▶ [Task to complete]:
Go through the data below. Pull out every line that has the word "label".
------
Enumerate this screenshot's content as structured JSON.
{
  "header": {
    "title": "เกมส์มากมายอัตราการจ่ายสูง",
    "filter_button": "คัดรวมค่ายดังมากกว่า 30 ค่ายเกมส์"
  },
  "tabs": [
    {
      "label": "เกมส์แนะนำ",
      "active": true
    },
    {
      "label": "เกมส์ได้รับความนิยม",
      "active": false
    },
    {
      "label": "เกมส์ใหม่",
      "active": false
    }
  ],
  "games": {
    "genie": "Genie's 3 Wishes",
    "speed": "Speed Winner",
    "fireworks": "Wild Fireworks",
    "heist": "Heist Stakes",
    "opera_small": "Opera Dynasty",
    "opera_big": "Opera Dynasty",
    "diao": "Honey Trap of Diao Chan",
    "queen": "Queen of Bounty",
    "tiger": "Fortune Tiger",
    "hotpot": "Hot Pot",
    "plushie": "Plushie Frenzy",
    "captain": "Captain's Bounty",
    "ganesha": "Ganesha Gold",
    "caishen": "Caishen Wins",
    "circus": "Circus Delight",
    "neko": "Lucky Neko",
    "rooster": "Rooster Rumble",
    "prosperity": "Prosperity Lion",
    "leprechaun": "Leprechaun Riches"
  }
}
------
▶ [Complete answer]:
      "label": "เกมส์แนะนำ",
      "label": "เกมส์ได้รับความนิยม",
      "label": "เกมส์ใหม่",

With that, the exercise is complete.